Stored records:

+ + + + + + +

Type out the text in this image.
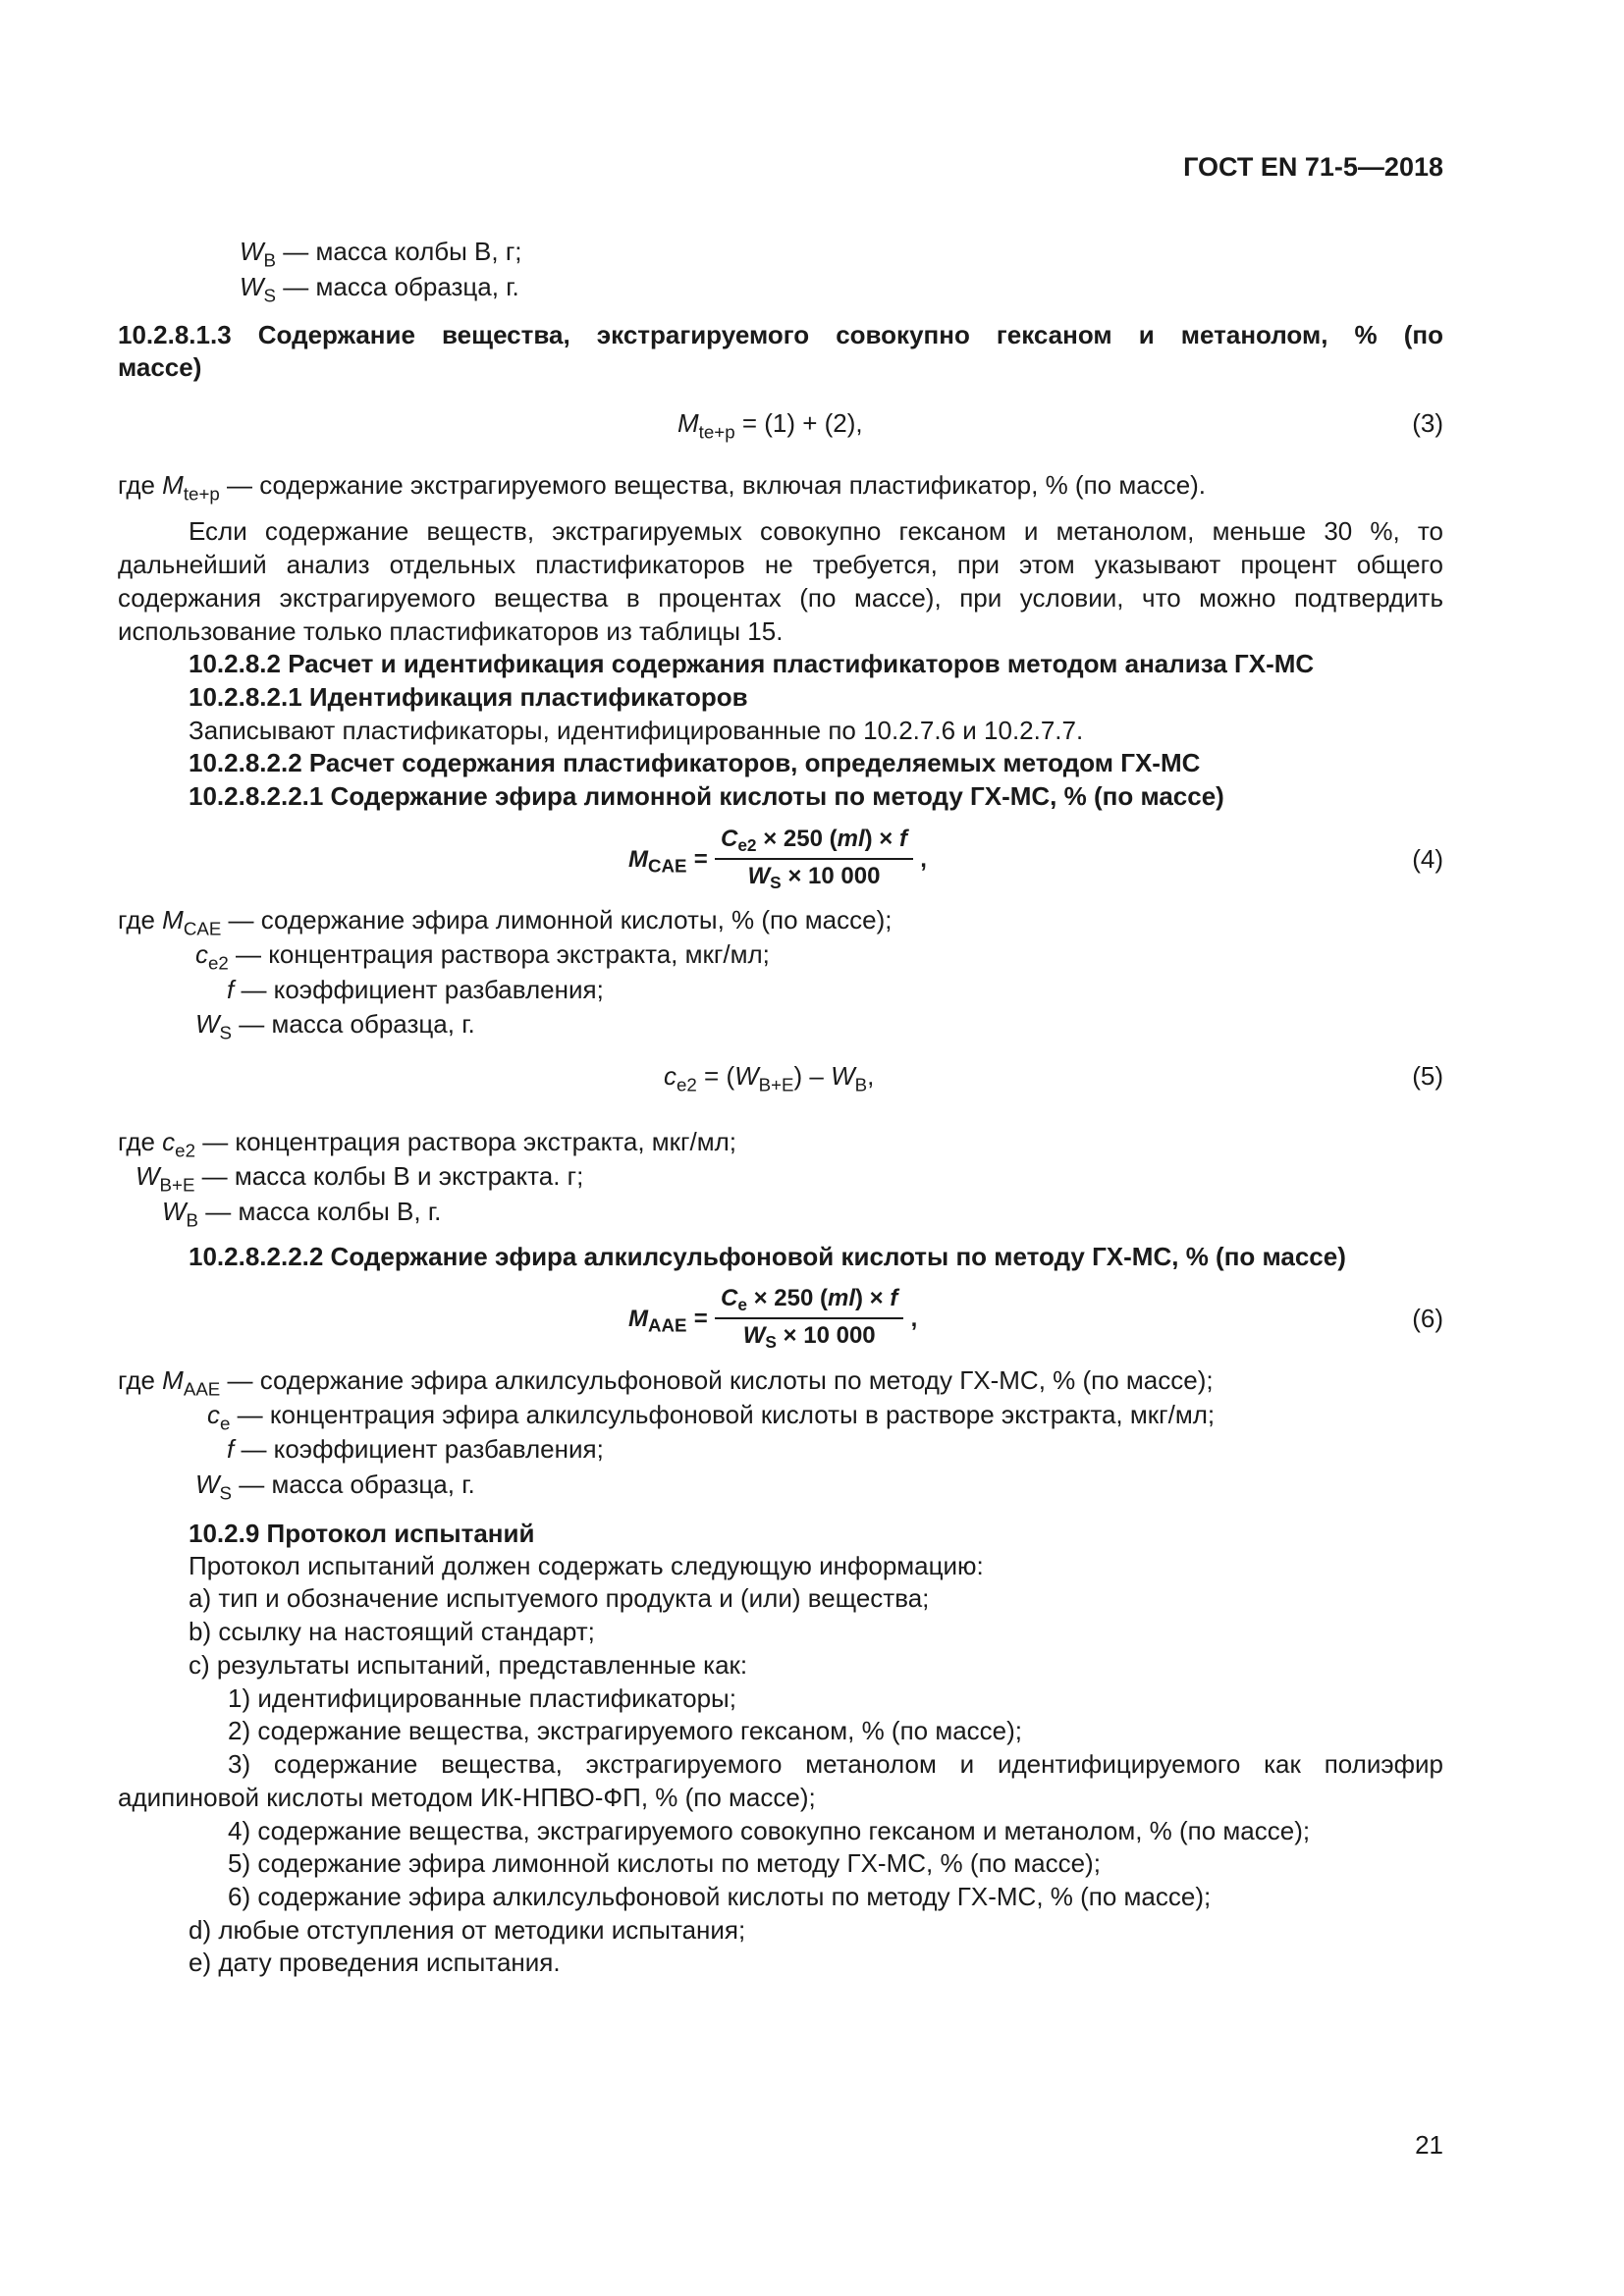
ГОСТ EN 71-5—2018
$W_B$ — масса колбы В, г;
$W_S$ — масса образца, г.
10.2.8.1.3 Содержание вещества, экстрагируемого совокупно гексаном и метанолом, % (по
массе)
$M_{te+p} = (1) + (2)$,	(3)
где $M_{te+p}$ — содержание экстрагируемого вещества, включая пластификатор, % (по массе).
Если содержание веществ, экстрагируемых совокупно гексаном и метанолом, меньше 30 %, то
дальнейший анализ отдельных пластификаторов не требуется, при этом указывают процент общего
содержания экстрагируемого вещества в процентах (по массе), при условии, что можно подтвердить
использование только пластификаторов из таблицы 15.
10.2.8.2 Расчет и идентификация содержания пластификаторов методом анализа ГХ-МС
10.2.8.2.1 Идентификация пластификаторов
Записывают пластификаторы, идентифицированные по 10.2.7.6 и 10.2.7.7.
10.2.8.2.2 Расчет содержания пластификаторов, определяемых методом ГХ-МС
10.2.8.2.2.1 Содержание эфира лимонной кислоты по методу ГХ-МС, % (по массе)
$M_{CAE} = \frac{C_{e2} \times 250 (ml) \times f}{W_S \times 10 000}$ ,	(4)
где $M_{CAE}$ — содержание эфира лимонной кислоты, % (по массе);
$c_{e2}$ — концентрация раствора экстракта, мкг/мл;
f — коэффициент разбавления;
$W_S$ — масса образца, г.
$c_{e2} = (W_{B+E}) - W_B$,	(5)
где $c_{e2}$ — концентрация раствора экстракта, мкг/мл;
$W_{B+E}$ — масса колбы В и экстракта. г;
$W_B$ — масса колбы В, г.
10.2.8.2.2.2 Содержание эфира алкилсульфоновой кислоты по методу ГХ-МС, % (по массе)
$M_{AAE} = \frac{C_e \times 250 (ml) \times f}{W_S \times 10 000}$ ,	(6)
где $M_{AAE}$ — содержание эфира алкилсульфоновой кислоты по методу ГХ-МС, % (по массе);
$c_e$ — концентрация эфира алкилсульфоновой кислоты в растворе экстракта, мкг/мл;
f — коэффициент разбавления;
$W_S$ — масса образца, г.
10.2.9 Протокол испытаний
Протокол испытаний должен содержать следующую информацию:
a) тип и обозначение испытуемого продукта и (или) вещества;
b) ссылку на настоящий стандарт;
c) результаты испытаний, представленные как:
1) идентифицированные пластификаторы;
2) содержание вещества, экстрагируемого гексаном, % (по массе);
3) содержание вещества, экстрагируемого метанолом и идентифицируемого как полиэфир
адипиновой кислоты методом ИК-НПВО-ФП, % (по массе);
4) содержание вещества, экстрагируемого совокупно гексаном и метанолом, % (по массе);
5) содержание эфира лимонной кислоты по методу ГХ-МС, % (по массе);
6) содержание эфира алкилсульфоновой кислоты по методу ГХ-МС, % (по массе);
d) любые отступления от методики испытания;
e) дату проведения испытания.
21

+ + + + + + +

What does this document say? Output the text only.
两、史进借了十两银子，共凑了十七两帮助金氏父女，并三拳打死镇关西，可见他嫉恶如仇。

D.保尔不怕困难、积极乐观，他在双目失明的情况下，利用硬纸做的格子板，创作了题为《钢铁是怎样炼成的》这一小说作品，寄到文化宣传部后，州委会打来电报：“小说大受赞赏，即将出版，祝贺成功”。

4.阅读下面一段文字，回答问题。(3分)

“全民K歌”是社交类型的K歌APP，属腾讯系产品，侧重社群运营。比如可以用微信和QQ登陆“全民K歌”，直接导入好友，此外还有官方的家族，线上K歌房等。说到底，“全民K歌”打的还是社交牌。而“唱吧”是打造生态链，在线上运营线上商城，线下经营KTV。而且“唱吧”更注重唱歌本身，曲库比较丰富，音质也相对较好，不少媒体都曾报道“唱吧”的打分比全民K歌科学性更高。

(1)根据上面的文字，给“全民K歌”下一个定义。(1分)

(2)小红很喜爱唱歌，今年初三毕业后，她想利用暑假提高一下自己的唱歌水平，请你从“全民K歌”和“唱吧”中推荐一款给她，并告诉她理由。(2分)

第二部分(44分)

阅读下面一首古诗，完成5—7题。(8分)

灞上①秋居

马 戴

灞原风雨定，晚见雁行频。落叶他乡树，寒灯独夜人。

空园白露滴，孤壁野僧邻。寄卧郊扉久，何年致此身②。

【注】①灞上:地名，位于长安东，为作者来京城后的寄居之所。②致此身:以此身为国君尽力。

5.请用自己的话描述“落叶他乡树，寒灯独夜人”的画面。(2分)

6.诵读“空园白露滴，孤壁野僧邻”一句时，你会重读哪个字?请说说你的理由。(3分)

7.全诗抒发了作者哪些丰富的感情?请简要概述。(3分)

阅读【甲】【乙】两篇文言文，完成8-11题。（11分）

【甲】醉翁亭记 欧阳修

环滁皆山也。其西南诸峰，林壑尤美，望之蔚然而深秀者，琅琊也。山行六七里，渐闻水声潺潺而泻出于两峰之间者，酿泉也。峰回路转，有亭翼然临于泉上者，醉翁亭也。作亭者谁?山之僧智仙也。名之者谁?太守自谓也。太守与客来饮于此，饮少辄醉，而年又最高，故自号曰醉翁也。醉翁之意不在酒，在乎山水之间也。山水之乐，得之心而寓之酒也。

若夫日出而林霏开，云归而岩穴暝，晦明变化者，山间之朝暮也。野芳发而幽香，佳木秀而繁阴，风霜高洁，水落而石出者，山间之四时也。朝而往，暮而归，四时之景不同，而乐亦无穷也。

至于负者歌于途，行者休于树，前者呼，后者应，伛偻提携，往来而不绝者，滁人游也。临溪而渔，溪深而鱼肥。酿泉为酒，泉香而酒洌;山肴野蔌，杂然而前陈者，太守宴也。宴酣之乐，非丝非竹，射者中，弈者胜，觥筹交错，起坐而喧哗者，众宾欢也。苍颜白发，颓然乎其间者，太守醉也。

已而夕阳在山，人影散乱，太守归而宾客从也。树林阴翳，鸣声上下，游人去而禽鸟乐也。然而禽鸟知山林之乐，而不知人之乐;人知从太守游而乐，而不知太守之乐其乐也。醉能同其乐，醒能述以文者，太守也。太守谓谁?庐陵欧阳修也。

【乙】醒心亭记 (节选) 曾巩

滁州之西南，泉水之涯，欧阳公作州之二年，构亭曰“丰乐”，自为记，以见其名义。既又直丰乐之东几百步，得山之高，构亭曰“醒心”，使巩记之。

+ + + + + + +

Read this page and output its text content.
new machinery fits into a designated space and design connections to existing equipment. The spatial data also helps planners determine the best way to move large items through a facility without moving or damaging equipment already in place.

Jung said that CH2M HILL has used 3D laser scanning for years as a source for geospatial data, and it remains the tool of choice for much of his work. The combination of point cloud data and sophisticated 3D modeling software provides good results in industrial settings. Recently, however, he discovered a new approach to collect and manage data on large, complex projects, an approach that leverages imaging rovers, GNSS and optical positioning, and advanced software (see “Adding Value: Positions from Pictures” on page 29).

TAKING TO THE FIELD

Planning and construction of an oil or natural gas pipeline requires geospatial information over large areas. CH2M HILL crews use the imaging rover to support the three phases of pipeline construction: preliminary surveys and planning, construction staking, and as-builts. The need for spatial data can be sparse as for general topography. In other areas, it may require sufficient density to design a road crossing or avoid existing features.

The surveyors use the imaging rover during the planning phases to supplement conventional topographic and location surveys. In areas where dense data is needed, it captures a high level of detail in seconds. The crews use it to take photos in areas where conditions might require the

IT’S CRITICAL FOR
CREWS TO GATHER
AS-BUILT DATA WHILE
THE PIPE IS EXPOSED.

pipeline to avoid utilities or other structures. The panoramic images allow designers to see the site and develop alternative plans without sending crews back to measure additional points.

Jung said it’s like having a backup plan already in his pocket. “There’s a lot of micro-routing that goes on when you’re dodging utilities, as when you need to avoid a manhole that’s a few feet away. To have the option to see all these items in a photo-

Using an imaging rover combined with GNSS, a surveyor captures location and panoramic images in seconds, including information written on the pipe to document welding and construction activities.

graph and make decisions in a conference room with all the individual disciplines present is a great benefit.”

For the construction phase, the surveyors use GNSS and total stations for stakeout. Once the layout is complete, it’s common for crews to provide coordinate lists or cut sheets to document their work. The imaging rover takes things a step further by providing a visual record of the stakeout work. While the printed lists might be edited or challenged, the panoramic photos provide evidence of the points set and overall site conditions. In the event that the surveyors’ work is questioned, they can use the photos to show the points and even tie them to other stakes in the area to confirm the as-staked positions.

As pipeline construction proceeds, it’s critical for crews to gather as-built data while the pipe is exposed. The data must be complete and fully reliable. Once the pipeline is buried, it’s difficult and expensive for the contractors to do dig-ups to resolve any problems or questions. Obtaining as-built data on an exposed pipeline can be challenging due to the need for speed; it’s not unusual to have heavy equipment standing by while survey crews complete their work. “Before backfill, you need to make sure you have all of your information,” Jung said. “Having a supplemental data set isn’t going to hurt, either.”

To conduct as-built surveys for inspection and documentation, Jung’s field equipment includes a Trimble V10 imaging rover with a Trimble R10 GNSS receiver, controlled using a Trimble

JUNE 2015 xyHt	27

+ + + + + + +

Exercise details |
Look over the records above and copy each line that includes the string "text".

The result |
Type out the text in this image.
What does this document say? Output the text only.
Read this page and output its text content.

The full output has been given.